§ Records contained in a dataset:
==================================================

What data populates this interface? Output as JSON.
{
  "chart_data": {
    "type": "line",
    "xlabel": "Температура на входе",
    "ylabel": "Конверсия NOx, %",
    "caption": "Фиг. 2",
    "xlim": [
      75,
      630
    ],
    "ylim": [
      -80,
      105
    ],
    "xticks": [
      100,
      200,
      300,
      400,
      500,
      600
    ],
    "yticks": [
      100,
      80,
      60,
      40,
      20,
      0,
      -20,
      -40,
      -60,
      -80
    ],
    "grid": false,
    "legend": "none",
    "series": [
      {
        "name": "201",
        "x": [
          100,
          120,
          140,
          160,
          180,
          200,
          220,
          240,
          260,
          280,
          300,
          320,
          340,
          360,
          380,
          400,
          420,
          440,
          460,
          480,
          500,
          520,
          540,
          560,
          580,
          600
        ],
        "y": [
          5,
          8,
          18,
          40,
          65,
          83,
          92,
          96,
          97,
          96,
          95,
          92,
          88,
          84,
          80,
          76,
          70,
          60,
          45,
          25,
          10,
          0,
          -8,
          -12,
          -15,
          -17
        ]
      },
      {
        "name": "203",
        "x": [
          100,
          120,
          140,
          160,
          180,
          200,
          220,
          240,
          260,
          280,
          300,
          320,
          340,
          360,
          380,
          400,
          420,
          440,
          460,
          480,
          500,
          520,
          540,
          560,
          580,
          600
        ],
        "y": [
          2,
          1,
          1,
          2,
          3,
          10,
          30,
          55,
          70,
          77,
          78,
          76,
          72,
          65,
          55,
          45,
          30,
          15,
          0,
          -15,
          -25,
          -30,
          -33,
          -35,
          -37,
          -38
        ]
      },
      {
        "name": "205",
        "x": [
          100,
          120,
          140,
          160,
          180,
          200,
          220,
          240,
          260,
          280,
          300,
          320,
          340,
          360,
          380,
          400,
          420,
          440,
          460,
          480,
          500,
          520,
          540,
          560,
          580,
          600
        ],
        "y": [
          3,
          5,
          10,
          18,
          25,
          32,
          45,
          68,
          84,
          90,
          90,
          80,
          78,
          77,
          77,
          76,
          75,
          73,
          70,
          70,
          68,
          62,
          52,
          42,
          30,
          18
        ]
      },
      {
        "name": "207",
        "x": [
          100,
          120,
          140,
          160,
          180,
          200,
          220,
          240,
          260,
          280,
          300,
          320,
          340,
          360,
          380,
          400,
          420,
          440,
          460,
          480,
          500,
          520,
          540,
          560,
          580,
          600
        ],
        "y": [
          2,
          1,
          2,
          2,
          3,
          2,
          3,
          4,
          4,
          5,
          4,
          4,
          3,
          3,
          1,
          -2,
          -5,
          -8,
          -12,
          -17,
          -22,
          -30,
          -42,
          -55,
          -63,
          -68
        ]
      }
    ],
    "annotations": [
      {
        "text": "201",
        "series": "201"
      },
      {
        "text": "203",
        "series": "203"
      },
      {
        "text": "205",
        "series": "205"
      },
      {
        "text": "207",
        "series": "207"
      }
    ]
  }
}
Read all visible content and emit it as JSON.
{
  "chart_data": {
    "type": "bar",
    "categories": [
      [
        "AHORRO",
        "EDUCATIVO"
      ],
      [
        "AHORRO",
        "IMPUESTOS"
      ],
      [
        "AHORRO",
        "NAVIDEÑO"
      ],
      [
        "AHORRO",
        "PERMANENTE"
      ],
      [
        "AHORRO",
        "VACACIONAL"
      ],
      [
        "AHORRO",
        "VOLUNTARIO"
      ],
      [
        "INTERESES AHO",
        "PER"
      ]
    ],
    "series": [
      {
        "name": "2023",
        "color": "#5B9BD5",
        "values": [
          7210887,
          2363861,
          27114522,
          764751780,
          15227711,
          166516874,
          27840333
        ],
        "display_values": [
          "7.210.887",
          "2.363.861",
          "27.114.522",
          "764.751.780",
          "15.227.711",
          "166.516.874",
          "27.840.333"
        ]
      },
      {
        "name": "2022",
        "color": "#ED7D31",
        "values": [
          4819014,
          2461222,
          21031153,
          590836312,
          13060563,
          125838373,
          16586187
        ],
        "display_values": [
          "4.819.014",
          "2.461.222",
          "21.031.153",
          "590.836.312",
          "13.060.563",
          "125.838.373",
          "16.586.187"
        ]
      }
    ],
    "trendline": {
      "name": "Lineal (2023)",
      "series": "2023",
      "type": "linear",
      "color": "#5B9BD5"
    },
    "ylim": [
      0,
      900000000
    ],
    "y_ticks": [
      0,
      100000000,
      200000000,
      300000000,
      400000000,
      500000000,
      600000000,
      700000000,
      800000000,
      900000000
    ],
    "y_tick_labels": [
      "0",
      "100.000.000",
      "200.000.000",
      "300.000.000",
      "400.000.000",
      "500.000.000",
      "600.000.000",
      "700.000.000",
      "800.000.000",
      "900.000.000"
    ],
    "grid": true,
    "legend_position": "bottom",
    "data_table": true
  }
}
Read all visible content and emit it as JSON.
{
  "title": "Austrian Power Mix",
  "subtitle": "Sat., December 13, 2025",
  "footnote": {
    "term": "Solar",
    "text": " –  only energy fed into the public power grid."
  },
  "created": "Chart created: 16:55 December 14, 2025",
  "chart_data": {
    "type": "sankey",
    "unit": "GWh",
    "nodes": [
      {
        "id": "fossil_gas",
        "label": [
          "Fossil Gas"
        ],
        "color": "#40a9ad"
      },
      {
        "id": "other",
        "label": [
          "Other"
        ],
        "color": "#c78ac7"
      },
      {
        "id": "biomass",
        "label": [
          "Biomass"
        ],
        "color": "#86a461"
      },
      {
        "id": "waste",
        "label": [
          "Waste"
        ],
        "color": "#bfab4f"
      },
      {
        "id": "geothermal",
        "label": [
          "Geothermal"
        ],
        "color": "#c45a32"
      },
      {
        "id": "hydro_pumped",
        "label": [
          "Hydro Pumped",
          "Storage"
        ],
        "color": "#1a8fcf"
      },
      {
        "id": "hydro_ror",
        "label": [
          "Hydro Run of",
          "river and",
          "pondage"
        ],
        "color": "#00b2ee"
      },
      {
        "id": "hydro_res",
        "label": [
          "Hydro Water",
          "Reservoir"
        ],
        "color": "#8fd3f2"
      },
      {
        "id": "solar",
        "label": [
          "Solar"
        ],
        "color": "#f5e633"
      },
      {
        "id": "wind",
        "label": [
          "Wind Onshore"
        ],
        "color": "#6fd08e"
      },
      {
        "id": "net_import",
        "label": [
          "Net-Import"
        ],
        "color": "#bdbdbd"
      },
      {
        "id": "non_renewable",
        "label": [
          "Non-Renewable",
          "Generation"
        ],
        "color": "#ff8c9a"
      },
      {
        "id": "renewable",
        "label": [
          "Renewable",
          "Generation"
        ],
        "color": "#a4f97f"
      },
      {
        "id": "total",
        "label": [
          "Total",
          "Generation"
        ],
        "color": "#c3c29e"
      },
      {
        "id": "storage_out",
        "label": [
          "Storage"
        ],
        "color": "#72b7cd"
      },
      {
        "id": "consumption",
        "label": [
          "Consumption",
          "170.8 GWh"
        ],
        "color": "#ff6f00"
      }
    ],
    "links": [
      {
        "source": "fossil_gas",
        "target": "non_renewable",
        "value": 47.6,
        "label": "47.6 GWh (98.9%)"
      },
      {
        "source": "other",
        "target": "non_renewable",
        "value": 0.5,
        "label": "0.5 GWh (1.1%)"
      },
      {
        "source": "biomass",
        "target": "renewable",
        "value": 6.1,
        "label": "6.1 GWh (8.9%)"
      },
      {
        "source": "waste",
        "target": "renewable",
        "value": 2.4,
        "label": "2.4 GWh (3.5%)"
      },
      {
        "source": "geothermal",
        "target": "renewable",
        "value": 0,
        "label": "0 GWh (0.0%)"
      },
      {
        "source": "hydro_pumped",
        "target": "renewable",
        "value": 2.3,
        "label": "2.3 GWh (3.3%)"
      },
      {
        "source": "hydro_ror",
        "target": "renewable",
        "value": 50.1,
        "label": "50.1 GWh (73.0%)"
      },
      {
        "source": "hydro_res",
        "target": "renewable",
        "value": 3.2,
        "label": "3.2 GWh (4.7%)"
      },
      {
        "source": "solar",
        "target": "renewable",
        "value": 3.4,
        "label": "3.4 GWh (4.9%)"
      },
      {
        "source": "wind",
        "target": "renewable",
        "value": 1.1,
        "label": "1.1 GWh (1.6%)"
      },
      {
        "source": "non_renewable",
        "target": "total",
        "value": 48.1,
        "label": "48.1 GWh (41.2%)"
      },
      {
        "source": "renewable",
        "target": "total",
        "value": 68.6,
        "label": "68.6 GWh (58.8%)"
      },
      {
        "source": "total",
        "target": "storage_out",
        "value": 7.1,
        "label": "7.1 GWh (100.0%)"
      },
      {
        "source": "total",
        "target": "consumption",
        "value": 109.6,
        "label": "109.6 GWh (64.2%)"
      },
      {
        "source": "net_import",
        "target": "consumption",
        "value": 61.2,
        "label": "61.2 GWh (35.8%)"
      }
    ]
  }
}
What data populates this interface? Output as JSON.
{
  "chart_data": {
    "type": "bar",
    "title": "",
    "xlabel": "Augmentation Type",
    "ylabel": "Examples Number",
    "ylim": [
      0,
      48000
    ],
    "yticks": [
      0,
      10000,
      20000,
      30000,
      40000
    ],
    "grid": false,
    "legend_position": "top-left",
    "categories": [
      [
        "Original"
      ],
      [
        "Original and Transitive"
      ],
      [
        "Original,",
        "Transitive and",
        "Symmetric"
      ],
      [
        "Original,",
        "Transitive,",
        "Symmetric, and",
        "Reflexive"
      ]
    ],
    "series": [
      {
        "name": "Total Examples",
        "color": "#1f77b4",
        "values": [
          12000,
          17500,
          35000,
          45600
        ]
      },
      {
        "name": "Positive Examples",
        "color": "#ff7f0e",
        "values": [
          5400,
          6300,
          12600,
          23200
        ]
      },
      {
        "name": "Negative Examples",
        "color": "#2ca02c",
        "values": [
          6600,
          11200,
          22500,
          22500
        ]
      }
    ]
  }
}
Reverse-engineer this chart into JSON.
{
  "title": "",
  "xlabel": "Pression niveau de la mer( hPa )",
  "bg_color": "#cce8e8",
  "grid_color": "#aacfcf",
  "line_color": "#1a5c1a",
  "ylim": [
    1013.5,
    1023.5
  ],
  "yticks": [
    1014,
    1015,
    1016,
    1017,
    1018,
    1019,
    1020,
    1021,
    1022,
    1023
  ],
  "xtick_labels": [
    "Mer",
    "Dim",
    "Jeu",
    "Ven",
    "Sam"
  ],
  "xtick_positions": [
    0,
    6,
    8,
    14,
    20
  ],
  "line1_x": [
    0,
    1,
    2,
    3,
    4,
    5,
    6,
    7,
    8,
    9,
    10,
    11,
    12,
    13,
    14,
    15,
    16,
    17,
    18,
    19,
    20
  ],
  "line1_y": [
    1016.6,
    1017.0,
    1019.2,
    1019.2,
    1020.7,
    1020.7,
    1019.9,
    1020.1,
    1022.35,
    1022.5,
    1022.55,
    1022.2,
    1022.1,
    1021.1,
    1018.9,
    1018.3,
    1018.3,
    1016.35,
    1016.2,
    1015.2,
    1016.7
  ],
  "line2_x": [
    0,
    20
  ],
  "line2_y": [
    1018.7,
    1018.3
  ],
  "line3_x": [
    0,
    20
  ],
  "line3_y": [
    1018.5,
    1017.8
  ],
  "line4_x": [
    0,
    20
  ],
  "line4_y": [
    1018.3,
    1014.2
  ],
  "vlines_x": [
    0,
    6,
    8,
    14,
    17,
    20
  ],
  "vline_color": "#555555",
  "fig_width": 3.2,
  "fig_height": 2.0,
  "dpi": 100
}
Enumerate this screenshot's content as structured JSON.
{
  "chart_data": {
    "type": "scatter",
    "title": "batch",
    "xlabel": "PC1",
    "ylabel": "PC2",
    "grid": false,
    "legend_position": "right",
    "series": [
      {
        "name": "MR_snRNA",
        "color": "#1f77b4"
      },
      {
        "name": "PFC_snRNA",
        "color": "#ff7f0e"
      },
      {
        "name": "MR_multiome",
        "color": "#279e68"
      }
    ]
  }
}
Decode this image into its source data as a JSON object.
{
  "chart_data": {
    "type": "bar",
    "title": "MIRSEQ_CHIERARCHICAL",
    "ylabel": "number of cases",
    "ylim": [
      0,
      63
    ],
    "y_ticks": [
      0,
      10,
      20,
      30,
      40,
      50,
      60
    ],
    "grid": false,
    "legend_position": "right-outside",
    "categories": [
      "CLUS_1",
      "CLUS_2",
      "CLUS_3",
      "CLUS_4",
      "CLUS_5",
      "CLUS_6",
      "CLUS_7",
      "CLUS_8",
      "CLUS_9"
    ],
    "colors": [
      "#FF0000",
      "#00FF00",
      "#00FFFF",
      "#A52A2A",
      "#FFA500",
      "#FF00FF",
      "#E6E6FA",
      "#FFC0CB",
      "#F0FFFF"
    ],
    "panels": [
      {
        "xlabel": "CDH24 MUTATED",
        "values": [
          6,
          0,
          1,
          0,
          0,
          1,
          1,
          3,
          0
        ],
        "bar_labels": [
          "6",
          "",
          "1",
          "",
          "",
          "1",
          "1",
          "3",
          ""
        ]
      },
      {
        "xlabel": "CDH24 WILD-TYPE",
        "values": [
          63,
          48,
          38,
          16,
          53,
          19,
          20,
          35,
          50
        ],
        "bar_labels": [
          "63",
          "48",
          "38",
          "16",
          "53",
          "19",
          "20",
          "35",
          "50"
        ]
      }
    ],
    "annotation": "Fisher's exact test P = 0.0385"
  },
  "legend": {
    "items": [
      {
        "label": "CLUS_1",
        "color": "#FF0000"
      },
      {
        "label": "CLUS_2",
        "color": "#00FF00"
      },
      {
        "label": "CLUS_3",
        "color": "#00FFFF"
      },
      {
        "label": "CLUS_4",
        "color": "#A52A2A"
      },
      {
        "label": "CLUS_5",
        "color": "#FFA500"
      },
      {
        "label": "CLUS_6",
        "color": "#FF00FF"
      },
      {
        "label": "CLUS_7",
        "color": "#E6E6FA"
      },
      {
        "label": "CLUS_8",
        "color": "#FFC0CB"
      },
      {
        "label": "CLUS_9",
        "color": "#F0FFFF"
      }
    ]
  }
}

==================================================

§ PROBLEM TO WORK ON: Check every line of the records above for the string "ylabel" and say how many contain it, giving the number alone.

§ TASK ANSWER: 4